### Directions
Look through the data below and return each line where "structured" appears.

(Dataset excerpts)

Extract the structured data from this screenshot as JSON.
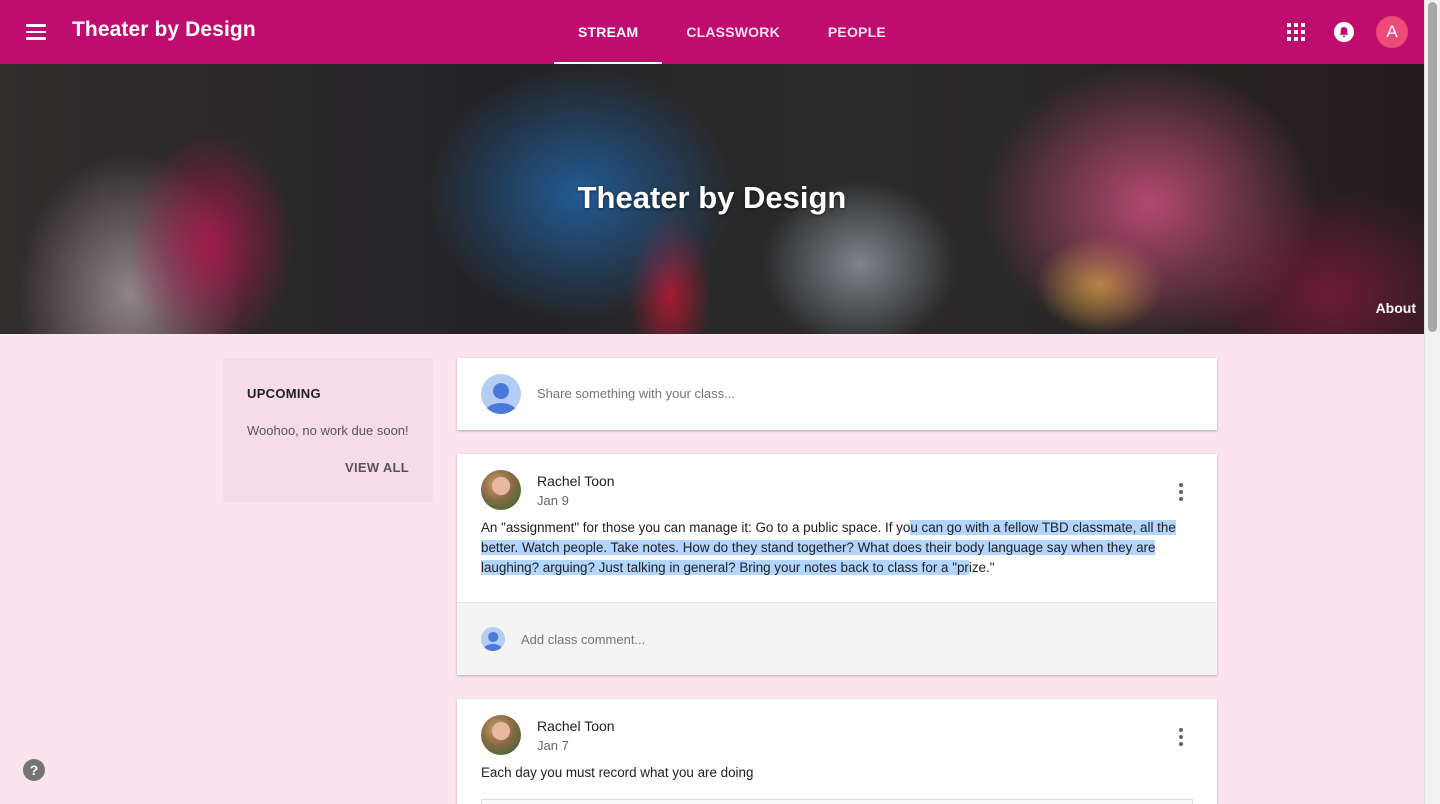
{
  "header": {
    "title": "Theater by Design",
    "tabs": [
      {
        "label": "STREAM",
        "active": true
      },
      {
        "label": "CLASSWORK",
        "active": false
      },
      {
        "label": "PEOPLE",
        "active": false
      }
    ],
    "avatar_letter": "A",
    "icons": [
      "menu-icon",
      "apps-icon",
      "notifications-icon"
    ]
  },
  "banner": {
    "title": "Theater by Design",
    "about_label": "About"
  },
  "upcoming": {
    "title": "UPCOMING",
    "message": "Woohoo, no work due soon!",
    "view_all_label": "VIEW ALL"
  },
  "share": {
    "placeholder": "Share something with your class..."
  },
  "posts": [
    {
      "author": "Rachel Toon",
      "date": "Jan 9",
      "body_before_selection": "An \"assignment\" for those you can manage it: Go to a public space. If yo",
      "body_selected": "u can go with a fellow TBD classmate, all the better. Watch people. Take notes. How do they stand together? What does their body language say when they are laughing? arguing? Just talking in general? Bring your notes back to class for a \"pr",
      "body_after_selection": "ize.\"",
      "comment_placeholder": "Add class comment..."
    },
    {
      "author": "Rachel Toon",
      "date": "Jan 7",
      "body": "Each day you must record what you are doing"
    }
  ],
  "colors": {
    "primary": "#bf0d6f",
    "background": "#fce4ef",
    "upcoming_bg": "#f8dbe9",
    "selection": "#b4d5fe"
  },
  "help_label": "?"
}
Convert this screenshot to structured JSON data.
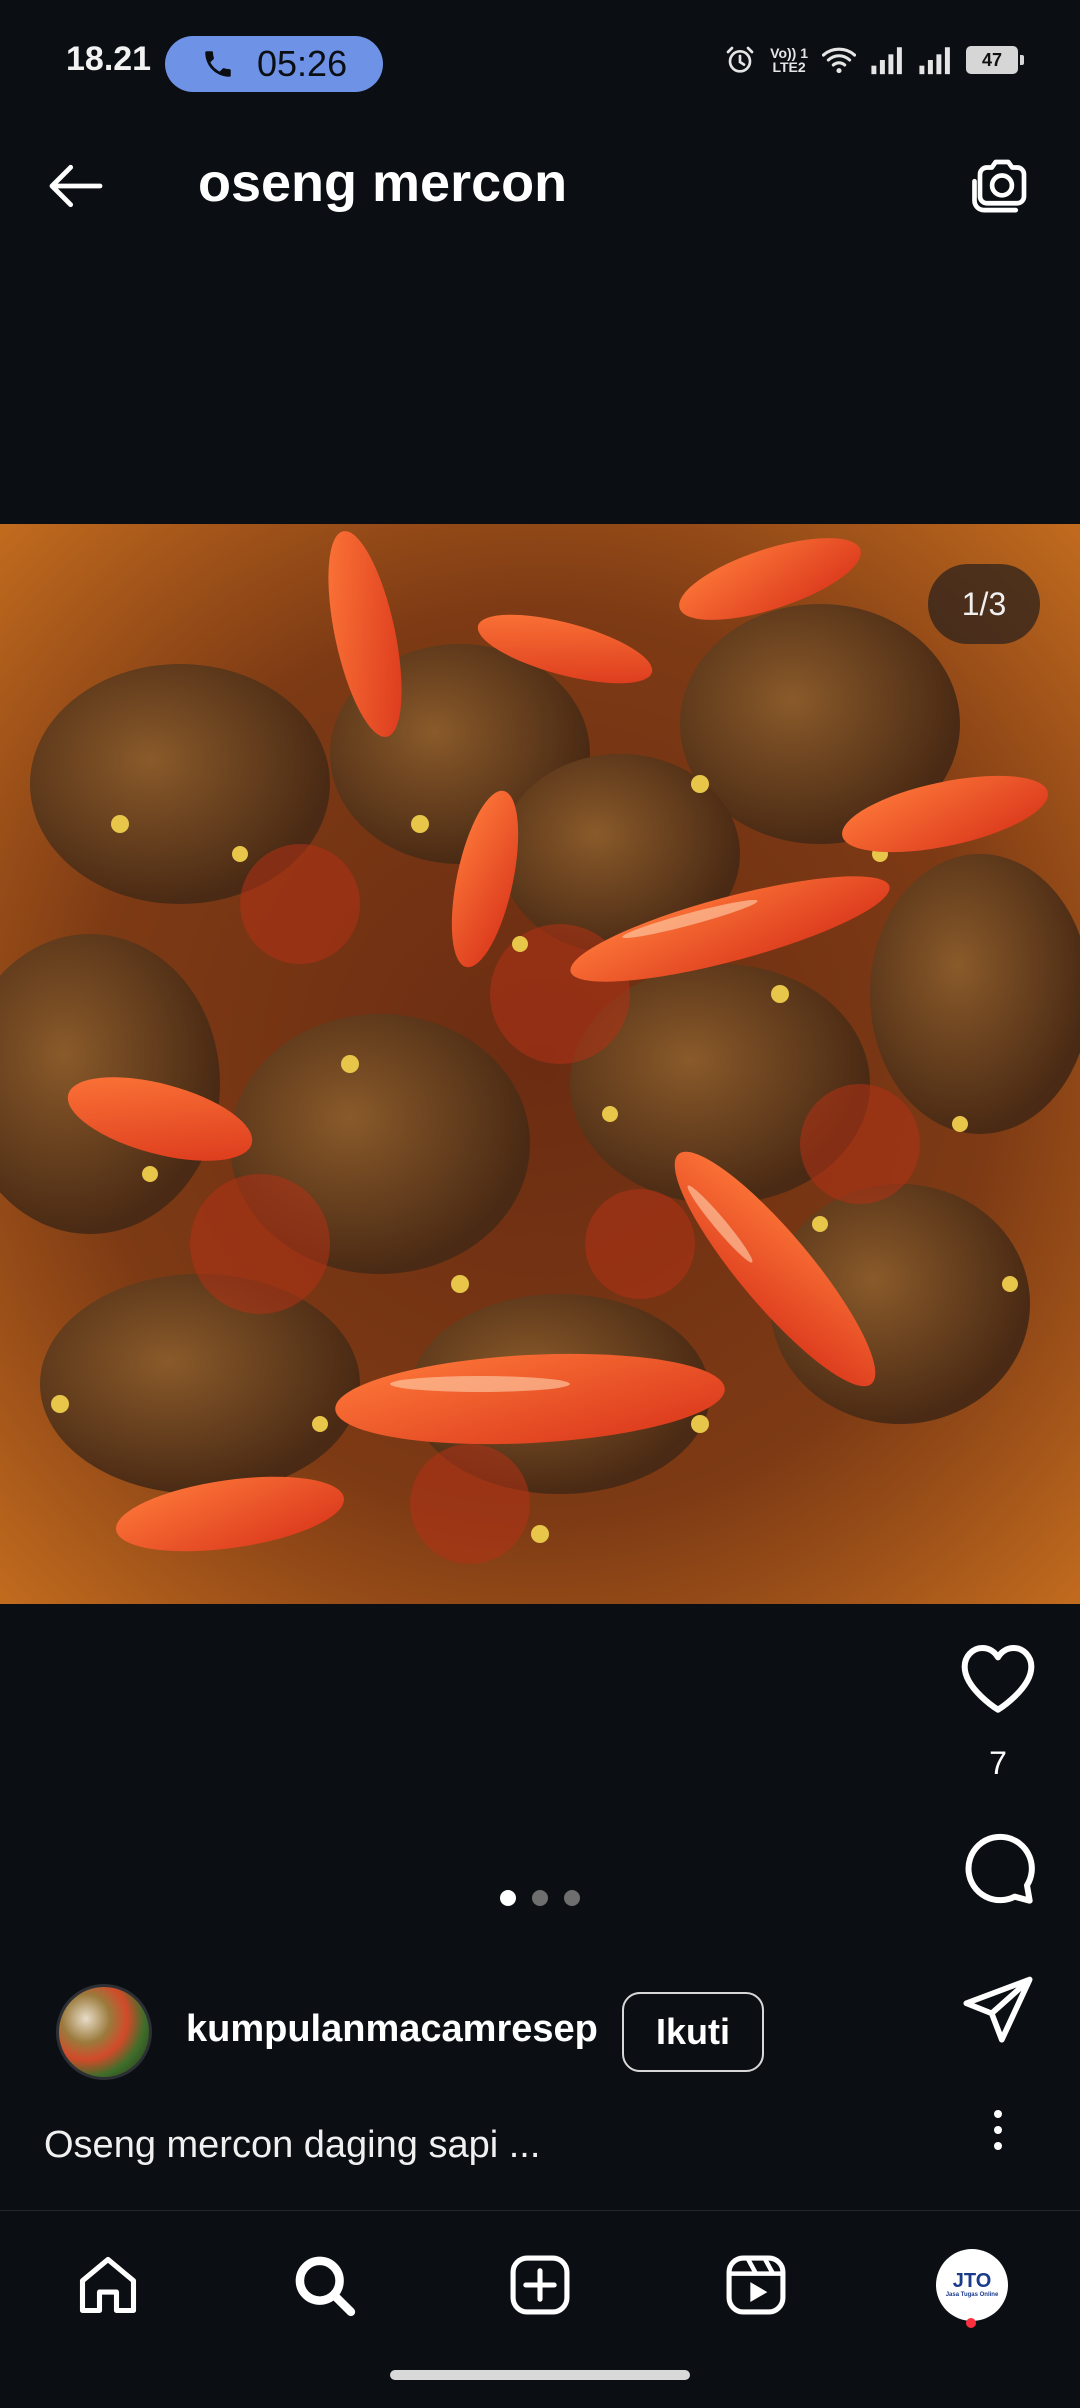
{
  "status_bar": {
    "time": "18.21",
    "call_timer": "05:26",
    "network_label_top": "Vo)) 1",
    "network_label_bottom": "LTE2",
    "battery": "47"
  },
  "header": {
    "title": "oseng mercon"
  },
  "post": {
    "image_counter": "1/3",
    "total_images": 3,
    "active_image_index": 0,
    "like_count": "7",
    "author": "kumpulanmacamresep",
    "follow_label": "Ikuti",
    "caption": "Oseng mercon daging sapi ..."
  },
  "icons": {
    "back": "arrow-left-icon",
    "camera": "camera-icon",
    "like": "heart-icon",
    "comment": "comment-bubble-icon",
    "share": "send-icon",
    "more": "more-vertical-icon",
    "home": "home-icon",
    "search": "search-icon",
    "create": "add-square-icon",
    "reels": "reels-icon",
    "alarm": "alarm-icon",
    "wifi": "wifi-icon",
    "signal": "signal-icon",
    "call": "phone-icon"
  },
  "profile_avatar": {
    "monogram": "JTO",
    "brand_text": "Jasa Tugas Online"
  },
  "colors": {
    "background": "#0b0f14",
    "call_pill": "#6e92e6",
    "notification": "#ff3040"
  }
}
---
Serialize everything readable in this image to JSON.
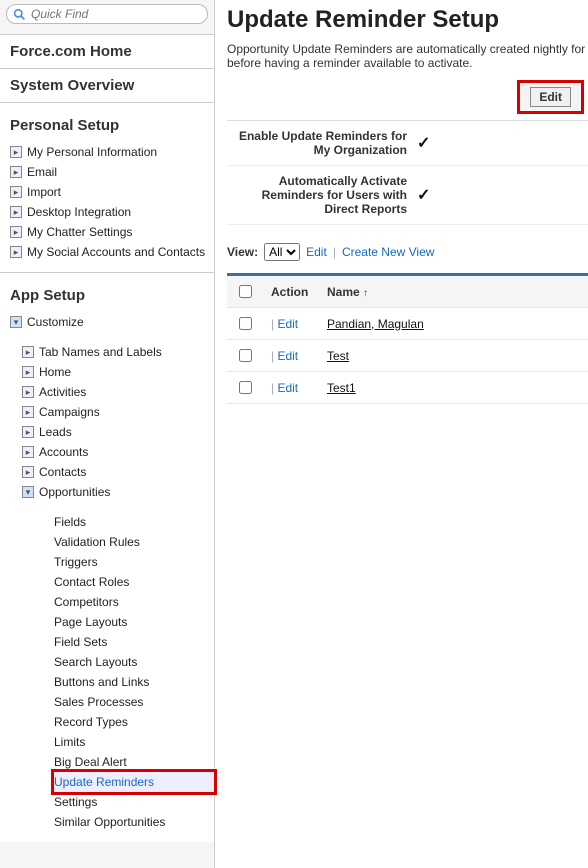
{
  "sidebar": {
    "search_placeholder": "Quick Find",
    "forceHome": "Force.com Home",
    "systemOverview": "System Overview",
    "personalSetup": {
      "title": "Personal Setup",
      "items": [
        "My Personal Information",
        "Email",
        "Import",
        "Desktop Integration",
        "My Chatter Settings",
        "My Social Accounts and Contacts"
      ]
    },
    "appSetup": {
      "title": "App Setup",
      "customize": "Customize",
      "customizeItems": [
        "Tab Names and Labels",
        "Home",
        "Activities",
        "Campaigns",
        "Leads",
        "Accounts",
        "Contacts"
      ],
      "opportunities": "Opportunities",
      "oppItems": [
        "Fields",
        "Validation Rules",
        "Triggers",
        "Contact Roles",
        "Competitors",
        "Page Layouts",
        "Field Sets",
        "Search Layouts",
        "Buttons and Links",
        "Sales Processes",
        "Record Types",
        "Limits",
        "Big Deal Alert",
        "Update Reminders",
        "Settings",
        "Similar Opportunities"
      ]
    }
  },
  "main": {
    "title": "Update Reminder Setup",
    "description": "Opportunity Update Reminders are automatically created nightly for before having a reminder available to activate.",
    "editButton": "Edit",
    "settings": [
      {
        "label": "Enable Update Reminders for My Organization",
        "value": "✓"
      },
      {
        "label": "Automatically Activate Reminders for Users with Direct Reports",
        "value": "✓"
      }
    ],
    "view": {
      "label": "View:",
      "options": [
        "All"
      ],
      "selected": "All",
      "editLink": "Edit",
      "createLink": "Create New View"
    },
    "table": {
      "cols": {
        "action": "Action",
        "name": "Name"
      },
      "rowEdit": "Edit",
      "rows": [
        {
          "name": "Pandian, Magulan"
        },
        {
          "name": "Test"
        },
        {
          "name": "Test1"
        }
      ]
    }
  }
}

### The reply
Extract the structured data from this screenshot as JSON.
Convert this screenshot to structured JSON data.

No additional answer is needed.